Brief –
From the material below, pick out each line containing the word "legend" and copy it. Case matters.

Records for the task –
==========
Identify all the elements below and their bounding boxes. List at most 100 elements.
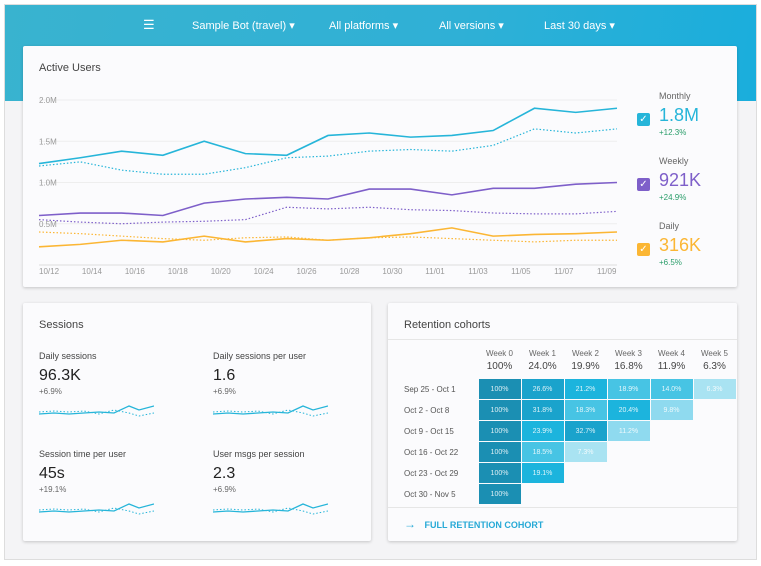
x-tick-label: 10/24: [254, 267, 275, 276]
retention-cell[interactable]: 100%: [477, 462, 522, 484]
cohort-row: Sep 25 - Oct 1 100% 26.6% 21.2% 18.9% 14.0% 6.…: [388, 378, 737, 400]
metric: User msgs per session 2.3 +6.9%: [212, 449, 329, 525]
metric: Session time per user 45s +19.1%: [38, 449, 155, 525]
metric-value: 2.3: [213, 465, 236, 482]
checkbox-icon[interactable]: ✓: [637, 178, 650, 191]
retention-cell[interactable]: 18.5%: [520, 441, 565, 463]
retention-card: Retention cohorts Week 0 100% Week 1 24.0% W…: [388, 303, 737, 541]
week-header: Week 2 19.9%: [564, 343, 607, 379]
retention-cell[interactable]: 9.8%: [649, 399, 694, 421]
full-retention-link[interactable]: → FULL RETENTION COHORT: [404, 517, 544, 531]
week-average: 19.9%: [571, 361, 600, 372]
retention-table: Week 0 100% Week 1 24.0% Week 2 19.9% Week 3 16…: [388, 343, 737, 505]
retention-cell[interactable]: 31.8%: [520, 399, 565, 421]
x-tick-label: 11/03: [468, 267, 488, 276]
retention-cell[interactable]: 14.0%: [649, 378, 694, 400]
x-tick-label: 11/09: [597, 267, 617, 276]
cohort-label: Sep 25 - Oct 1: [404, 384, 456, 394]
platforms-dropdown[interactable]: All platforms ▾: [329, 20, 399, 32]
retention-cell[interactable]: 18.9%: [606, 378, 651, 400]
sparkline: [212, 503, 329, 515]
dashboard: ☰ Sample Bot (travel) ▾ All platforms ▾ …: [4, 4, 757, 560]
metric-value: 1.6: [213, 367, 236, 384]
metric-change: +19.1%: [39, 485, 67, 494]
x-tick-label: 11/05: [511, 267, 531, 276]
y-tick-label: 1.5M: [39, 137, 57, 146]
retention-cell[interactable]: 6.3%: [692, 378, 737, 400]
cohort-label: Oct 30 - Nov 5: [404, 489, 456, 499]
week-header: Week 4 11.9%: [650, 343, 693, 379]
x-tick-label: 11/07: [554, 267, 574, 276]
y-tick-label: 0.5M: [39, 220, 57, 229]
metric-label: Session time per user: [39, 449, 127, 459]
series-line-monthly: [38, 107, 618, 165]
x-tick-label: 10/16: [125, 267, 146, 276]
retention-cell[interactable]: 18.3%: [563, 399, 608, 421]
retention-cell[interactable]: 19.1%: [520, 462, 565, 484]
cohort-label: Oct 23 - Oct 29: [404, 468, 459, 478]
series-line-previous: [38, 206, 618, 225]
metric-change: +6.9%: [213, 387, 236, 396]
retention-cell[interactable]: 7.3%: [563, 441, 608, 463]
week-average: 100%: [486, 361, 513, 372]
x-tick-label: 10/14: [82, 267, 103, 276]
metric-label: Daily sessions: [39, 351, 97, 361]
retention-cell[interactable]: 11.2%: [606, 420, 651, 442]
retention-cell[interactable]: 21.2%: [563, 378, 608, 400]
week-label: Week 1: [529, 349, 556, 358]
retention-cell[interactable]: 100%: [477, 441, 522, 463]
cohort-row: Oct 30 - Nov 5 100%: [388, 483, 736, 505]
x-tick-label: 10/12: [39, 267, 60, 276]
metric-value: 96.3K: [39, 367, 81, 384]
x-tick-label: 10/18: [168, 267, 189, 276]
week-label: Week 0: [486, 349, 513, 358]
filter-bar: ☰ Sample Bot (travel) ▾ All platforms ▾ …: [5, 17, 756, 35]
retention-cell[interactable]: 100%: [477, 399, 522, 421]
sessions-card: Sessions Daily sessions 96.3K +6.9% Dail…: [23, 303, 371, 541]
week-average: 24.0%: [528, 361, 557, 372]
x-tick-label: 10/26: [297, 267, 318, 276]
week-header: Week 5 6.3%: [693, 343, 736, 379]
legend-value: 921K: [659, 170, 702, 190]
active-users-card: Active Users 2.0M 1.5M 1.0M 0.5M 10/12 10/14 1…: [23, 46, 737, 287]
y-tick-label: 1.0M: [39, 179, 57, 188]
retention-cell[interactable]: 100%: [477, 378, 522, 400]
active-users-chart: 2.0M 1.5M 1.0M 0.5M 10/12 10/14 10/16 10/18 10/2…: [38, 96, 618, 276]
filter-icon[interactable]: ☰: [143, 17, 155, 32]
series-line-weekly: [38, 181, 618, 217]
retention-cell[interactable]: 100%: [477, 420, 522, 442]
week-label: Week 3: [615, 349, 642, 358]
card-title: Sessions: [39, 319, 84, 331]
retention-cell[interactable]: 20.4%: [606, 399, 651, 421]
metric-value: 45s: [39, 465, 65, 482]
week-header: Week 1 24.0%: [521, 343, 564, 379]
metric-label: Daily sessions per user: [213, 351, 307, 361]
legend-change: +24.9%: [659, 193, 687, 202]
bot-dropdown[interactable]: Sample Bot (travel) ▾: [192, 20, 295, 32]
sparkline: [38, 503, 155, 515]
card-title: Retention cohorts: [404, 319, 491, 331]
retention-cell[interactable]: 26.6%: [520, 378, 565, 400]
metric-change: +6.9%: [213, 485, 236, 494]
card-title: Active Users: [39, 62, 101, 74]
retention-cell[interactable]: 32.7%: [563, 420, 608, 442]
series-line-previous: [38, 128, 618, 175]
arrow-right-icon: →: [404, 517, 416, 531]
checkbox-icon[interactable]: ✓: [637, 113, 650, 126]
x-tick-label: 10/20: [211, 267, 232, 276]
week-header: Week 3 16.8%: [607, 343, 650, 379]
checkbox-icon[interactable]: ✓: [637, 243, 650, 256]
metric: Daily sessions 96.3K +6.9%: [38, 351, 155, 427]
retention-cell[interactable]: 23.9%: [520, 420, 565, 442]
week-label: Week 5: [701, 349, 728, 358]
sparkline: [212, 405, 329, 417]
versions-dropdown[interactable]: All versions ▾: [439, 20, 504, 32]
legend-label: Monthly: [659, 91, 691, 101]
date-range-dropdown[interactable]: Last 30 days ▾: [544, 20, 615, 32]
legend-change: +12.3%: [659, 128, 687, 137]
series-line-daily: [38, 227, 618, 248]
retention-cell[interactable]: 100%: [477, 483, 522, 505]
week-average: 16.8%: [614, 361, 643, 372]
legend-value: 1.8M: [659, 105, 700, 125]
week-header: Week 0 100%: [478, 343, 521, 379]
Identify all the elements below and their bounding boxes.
==========
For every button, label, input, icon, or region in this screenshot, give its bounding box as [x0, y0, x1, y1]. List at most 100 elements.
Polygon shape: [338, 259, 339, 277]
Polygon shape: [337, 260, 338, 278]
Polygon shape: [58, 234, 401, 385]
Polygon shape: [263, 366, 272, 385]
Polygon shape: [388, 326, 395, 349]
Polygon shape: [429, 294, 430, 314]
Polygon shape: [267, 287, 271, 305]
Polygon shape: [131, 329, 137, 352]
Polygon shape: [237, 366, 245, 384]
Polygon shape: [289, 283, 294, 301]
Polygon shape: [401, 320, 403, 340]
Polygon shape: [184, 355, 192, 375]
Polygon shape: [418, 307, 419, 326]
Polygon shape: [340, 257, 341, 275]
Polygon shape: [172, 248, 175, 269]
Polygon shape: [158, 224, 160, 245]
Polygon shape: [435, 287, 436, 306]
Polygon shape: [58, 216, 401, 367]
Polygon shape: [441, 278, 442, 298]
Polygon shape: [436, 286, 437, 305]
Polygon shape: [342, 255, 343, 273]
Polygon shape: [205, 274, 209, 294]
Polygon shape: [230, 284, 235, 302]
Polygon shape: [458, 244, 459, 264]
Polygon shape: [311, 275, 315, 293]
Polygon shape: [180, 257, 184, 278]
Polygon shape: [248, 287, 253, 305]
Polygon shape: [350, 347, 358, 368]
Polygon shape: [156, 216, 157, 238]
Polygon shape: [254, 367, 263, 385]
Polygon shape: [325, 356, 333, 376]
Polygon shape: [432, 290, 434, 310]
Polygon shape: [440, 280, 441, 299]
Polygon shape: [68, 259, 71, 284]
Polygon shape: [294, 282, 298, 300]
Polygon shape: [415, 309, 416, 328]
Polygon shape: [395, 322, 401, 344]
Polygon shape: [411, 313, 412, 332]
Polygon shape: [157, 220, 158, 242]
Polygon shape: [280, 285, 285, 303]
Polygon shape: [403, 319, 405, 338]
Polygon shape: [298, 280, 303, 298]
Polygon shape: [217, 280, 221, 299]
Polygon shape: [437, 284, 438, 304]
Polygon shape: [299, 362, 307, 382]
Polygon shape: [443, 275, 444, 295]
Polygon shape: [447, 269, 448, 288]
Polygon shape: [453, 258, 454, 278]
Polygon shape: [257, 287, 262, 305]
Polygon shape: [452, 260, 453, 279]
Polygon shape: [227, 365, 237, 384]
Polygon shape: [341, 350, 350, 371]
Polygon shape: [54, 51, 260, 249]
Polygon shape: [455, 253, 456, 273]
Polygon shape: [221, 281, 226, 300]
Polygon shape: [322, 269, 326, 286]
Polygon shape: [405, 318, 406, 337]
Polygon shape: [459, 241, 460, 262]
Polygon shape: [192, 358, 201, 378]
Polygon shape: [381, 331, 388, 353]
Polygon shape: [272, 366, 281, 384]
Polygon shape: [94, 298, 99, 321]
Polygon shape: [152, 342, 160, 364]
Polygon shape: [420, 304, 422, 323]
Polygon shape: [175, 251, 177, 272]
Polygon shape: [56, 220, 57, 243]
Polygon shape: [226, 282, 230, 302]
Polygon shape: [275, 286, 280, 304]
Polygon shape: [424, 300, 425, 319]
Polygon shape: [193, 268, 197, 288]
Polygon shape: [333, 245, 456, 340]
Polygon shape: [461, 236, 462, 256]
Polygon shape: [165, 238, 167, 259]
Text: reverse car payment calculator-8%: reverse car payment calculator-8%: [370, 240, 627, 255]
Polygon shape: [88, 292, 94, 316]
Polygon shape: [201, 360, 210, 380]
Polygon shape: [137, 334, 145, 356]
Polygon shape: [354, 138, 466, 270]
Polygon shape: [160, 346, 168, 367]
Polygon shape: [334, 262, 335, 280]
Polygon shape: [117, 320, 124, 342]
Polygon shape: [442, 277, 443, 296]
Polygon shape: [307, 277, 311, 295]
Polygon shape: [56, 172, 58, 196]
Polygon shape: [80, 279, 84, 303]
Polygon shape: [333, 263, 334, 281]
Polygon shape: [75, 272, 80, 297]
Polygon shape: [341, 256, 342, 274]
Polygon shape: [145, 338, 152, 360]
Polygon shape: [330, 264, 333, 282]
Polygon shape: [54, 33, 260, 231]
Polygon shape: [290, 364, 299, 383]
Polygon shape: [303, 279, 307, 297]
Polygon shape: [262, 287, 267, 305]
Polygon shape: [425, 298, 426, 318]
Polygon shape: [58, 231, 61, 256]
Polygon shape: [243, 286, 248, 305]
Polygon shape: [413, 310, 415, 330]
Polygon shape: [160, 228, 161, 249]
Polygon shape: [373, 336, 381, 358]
==========
Result of this task –
legend-value: 921K: [659, 170, 702, 190]
legend-change: +24.9%: [659, 193, 687, 202]
legend-label: Monthly: [659, 91, 691, 101]
legend-change: +12.3%: [659, 128, 687, 137]
legend-value: 1.8M: [659, 105, 700, 125]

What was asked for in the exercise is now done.